## [Provided information]
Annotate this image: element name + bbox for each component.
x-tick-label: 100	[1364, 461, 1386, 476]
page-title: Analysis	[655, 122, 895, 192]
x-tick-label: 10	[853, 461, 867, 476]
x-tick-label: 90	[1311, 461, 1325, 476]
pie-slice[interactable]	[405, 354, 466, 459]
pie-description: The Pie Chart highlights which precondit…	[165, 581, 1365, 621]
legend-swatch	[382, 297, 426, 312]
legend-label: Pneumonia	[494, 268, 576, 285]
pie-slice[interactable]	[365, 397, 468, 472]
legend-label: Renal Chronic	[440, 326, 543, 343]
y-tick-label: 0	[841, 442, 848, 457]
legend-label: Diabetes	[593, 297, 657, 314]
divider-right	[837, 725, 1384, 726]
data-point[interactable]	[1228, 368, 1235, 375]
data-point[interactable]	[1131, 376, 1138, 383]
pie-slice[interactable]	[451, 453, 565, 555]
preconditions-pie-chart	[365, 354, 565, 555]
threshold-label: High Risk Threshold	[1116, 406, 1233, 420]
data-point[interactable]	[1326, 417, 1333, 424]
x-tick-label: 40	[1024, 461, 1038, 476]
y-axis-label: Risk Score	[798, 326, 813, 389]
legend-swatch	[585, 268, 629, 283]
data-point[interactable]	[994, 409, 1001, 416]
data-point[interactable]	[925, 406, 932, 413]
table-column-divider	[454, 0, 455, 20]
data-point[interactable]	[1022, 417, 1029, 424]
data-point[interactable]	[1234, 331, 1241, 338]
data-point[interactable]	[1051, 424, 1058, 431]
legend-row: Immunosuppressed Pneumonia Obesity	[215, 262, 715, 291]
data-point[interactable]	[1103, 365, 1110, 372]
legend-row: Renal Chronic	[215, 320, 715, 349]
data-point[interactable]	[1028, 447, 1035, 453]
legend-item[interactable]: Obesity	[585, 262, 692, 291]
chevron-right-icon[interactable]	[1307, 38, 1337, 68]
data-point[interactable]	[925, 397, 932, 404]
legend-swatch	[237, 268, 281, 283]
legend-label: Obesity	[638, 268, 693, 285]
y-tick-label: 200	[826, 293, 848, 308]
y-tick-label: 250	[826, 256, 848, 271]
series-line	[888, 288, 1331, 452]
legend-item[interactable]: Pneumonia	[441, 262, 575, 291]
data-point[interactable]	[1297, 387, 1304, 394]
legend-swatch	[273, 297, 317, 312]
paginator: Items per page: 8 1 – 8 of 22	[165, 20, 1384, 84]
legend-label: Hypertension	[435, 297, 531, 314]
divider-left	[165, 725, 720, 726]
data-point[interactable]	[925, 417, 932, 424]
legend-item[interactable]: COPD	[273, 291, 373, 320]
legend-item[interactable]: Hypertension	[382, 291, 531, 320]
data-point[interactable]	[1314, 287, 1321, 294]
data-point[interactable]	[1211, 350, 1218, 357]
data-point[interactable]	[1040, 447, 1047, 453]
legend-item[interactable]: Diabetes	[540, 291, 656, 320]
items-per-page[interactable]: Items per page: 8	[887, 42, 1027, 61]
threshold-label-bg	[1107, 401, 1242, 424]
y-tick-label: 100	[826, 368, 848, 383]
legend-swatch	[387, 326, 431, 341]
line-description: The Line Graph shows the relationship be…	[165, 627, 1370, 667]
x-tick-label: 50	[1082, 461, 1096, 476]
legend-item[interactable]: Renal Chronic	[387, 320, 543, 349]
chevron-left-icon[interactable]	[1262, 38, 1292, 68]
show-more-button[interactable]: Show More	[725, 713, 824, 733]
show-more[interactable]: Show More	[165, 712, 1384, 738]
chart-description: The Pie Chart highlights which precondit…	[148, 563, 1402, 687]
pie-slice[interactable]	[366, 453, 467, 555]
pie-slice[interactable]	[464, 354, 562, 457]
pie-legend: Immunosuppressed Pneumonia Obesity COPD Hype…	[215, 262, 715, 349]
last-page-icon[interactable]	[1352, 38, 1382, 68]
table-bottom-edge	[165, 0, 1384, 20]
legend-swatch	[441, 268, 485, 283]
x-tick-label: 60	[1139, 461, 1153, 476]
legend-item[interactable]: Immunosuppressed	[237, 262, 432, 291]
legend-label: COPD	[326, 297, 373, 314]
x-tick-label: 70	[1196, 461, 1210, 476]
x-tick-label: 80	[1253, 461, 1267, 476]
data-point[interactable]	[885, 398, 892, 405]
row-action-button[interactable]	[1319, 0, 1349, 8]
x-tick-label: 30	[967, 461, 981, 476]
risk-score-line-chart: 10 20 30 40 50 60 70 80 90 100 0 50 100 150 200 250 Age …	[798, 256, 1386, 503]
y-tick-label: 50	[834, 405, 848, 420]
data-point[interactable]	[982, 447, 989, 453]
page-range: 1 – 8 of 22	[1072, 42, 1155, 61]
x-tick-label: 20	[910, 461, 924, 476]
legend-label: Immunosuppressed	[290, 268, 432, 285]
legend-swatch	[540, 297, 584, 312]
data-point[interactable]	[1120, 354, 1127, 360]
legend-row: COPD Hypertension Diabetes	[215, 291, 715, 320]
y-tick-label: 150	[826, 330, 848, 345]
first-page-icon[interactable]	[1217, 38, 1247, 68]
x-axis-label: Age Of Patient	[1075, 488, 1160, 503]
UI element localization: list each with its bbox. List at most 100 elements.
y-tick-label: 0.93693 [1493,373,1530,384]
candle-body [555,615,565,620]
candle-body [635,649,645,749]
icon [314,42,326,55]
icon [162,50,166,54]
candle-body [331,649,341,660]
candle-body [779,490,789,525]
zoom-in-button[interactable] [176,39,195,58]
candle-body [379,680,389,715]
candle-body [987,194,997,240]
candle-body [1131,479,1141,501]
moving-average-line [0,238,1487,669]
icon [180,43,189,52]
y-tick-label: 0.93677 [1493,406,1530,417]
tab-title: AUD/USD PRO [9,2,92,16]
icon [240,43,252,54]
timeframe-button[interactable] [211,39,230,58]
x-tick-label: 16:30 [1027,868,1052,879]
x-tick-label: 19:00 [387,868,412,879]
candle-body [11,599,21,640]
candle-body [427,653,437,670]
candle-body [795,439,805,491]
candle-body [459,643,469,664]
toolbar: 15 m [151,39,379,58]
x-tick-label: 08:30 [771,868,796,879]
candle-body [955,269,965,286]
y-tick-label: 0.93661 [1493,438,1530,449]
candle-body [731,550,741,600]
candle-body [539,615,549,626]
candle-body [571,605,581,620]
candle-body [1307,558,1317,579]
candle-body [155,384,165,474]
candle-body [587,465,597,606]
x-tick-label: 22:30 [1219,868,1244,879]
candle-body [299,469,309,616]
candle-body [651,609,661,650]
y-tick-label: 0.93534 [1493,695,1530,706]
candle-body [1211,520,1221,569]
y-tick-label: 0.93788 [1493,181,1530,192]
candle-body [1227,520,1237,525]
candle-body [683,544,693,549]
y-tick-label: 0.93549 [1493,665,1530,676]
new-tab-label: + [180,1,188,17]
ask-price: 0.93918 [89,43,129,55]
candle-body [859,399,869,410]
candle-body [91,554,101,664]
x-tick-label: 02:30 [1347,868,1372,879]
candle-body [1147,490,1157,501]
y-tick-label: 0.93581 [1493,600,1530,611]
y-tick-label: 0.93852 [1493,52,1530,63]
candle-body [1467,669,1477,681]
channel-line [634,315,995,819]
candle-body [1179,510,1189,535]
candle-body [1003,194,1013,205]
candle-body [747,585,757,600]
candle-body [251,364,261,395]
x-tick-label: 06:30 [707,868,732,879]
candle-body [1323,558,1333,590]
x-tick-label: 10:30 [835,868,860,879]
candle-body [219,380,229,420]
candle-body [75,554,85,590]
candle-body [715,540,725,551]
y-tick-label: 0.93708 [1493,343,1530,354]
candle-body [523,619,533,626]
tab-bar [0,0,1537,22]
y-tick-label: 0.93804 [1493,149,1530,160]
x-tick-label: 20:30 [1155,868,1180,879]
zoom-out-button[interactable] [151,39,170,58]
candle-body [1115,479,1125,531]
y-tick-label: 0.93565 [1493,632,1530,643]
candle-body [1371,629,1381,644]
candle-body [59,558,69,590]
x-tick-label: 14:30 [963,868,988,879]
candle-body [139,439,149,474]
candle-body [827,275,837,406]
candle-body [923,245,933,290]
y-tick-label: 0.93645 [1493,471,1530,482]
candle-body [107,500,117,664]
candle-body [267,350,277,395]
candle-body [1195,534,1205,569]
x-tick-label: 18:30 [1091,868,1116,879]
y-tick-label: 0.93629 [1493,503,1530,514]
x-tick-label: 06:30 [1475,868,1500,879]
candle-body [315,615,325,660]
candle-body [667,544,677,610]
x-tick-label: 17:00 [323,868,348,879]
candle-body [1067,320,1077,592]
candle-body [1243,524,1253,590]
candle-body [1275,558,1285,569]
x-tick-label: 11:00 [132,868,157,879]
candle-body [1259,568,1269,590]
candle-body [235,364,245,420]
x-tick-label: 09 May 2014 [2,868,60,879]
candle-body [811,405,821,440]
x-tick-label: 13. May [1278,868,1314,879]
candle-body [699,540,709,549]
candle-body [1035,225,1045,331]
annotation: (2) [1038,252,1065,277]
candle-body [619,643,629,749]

## [Exercise prompt]
Reproduce verbatim everything from the first row down to the row containing "725, 720, 726]", including both.

## [Task solution]
Annotate this image: element name + bbox for each component.
x-tick-label: 100	[1364, 461, 1386, 476]
page-title: Analysis	[655, 122, 895, 192]
x-tick-label: 10	[853, 461, 867, 476]
x-tick-label: 90	[1311, 461, 1325, 476]
pie-slice[interactable]	[405, 354, 466, 459]
pie-description: The Pie Chart highlights which precondit…	[165, 581, 1365, 621]
legend-swatch	[382, 297, 426, 312]
legend-label: Pneumonia	[494, 268, 576, 285]
pie-slice[interactable]	[365, 397, 468, 472]
legend-label: Renal Chronic	[440, 326, 543, 343]
y-tick-label: 0	[841, 442, 848, 457]
legend-label: Diabetes	[593, 297, 657, 314]
divider-right	[837, 725, 1384, 726]
data-point[interactable]	[1228, 368, 1235, 375]
data-point[interactable]	[1131, 376, 1138, 383]
pie-slice[interactable]	[451, 453, 565, 555]
preconditions-pie-chart	[365, 354, 565, 555]
threshold-label: High Risk Threshold	[1116, 406, 1233, 420]
data-point[interactable]	[1326, 417, 1333, 424]
x-tick-label: 40	[1024, 461, 1038, 476]
y-axis-label: Risk Score	[798, 326, 813, 389]
legend-swatch	[585, 268, 629, 283]
data-point[interactable]	[994, 409, 1001, 416]
data-point[interactable]	[925, 406, 932, 413]
table-column-divider	[454, 0, 455, 20]
data-point[interactable]	[1022, 417, 1029, 424]
data-point[interactable]	[1234, 331, 1241, 338]
data-point[interactable]	[1051, 424, 1058, 431]
legend-row: Immunosuppressed Pneumonia Obesity	[215, 262, 715, 291]
data-point[interactable]	[1103, 365, 1110, 372]
legend-row: Renal Chronic	[215, 320, 715, 349]
data-point[interactable]	[1028, 447, 1035, 453]
legend-item[interactable]: Obesity	[585, 262, 692, 291]
chevron-right-icon[interactable]	[1307, 38, 1337, 68]
data-point[interactable]	[925, 397, 932, 404]
legend-swatch	[237, 268, 281, 283]
legend-label: Obesity	[638, 268, 693, 285]
y-tick-label: 200	[826, 293, 848, 308]
y-tick-label: 250	[826, 256, 848, 271]
series-line	[888, 288, 1331, 452]
legend-item[interactable]: Pneumonia	[441, 262, 575, 291]
data-point[interactable]	[1297, 387, 1304, 394]
legend-swatch	[273, 297, 317, 312]
paginator: Items per page: 8 1 – 8 of 22	[165, 20, 1384, 84]
legend-label: Hypertension	[435, 297, 531, 314]
divider-left	[165, 725, 720, 726]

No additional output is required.